--- DESCRIPTION OF THE TASK ---
Please copy all the lines that follow, word for word.

"""

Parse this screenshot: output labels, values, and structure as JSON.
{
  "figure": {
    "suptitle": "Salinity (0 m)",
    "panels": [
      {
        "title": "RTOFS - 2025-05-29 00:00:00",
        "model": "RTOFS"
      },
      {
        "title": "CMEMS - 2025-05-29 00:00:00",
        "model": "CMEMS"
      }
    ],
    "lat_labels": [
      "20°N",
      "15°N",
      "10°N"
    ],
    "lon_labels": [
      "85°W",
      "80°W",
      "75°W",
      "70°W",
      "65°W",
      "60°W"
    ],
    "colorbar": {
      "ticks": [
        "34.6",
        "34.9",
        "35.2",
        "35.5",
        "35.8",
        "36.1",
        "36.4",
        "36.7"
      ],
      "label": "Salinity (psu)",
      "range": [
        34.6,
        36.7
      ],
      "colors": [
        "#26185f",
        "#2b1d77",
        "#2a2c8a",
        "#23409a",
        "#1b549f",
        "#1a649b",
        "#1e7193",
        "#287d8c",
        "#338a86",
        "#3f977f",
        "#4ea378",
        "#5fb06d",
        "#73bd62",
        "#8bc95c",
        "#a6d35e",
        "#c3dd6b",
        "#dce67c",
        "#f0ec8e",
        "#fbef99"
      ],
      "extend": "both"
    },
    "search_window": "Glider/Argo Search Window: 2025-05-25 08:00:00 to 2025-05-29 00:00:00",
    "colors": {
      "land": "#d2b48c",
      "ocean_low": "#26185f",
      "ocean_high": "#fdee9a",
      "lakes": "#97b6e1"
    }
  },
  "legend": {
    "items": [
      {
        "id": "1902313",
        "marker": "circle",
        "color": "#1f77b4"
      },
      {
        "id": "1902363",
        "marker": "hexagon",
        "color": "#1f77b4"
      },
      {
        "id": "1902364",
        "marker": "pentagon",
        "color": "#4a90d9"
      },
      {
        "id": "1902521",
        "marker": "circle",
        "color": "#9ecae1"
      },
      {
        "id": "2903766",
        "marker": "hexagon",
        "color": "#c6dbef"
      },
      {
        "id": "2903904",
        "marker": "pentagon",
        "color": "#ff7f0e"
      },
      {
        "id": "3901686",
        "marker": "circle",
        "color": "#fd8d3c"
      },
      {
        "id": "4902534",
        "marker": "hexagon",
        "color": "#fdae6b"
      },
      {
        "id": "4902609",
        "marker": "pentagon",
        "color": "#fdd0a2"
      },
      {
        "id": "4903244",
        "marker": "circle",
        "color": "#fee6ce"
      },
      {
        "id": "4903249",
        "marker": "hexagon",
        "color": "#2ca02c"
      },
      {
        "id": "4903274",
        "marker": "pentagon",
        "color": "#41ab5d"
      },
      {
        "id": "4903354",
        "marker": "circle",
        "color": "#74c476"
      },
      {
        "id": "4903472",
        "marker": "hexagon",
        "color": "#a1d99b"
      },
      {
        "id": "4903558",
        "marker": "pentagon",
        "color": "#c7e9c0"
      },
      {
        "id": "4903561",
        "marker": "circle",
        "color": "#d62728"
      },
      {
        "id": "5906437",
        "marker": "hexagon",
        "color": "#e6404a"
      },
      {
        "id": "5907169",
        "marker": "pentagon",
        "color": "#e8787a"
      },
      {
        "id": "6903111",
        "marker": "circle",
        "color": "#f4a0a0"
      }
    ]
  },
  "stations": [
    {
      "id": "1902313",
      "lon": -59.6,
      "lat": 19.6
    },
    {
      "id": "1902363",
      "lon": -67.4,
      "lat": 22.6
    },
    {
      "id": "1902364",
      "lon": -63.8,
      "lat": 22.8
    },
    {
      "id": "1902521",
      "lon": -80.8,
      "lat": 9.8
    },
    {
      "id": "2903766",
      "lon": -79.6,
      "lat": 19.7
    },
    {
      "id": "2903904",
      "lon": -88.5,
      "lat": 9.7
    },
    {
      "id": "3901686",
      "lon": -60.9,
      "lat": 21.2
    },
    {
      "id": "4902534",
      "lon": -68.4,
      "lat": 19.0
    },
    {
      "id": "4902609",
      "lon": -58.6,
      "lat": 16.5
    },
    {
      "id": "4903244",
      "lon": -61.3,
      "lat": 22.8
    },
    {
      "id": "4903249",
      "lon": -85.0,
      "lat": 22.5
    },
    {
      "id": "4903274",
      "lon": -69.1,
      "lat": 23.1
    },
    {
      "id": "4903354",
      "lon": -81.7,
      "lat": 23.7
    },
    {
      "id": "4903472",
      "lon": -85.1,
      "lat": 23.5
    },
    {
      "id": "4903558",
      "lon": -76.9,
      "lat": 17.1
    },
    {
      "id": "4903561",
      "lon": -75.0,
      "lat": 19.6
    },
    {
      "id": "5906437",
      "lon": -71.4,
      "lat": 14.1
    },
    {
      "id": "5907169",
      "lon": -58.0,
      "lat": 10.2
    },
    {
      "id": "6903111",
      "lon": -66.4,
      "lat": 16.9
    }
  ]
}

"""

--- EXPECTED ANSWER ---
Parse this screenshot: output labels, values, and structure as JSON.
{
  "figure": {
    "suptitle": "Salinity (0 m)",
    "panels": [
      {
        "title": "RTOFS - 2025-05-29 00:00:00",
        "model": "RTOFS"
      },
      {
        "title": "CMEMS - 2025-05-29 00:00:00",
        "model": "CMEMS"
      }
    ],
    "lat_labels": [
      "20°N",
      "15°N",
      "10°N"
    ],
    "lon_labels": [
      "85°W",
      "80°W",
      "75°W",
      "70°W",
      "65°W",
      "60°W"
    ],
    "colorbar": {
      "ticks": [
        "34.6",
        "34.9",
        "35.2",
        "35.5",
        "35.8",
        "36.1",
        "36.4",
        "36.7"
      ],
      "label": "Salinity (psu)",
      "range": [
        34.6,
        36.7
      ],
      "colors": [
        "#26185f",
        "#2b1d77",
        "#2a2c8a",
        "#23409a",
        "#1b549f",
        "#1a649b",
        "#1e7193",
        "#287d8c",
        "#338a86",
        "#3f977f",
        "#4ea378",
        "#5fb06d",
        "#73bd62",
        "#8bc95c",
        "#a6d35e",
        "#c3dd6b",
        "#dce67c",
        "#f0ec8e",
        "#fbef99"
      ],
      "extend": "both"
    },
    "search_window": "Glider/Argo Search Window: 2025-05-25 08:00:00 to 2025-05-29 00:00:00",
    "colors": {
      "land": "#d2b48c",
      "ocean_low": "#26185f",
      "ocean_high": "#fdee9a",
      "lakes": "#97b6e1"
    }
  },
  "legend": {
    "items": [
      {
        "id": "1902313",
        "marker": "circle",
        "color": "#1f77b4"
      },
      {
        "id": "1902363",
        "marker": "hexagon",
        "color": "#1f77b4"
      },
      {
        "id": "1902364",
        "marker": "pentagon",
        "color": "#4a90d9"
      },
      {
        "id": "1902521",
        "marker": "circle",
        "color": "#9ecae1"
      },
      {
        "id": "2903766",
        "marker": "hexagon",
        "color": "#c6dbef"
      },
      {
        "id": "2903904",
        "marker": "pentagon",
        "color": "#ff7f0e"
      },
      {
        "id": "3901686",
        "marker": "circle",
        "color": "#fd8d3c"
      },
      {
        "id": "4902534",
        "marker": "hexagon",
        "color": "#fdae6b"
      },
      {
        "id": "4902609",
        "marker": "pentagon",
        "color": "#fdd0a2"
      },
      {
        "id": "4903244",
        "marker": "circle",
        "color": "#fee6ce"
      },
      {
        "id": "4903249",
        "marker": "hexagon",
        "color": "#2ca02c"
      },
      {
        "id": "4903274",
        "marker": "pentagon",
        "color": "#41ab5d"
      },
      {
        "id": "4903354",
        "marker": "circle",
        "color": "#74c476"
      },
      {
        "id": "4903472",
        "marker": "hexagon",
        "color": "#a1d99b"
      },
      {
        "id": "4903558",
        "marker": "pentagon",
        "color": "#c7e9c0"
      },
      {
        "id": "4903561",
        "marker": "circle",
        "color": "#d62728"
      },
      {
        "id": "5906437",
        "marker": "hexagon",
        "color": "#e6404a"
      },
      {
        "id": "5907169",
        "marker": "pentagon",
        "color": "#e8787a"
      },
      {
        "id": "6903111",
        "marker": "circle",
        "color": "#f4a0a0"
      }
    ]
  },
  "stations": [
    {
      "id": "1902313",
      "lon": -59.6,
      "lat": 19.6
    },
    {
      "id": "1902363",
      "lon": -67.4,
      "lat": 22.6
    },
    {
      "id": "1902364",
      "lon": -63.8,
      "lat": 22.8
    },
    {
      "id": "1902521",
      "lon": -80.8,
      "lat": 9.8
    },
    {
      "id": "2903766",
      "lon": -79.6,
      "lat": 19.7
    },
    {
      "id": "2903904",
      "lon": -88.5,
      "lat": 9.7
    },
    {
      "id": "3901686",
      "lon": -60.9,
      "lat": 21.2
    },
    {
      "id": "4902534",
      "lon": -68.4,
      "lat": 19.0
    },
    {
      "id": "4902609",
      "lon": -58.6,
      "lat": 16.5
    },
    {
      "id": "4903244",
      "lon": -61.3,
      "lat": 22.8
    },
    {
      "id": "4903249",
      "lon": -85.0,
      "lat": 22.5
    },
    {
      "id": "4903274",
      "lon": -69.1,
      "lat": 23.1
    },
    {
      "id": "4903354",
      "lon": -81.7,
      "lat": 23.7
    },
    {
      "id": "4903472",
      "lon": -85.1,
      "lat": 23.5
    },
    {
      "id": "4903558",
      "lon": -76.9,
      "lat": 17.1
    },
    {
      "id": "4903561",
      "lon": -75.0,
      "lat": 19.6
    },
    {
      "id": "5906437",
      "lon": -71.4,
      "lat": 14.1
    },
    {
      "id": "5907169",
      "lon": -58.0,
      "lat": 10.2
    },
    {
      "id": "6903111",
      "lon": -66.4,
      "lat": 16.9
    }
  ]
}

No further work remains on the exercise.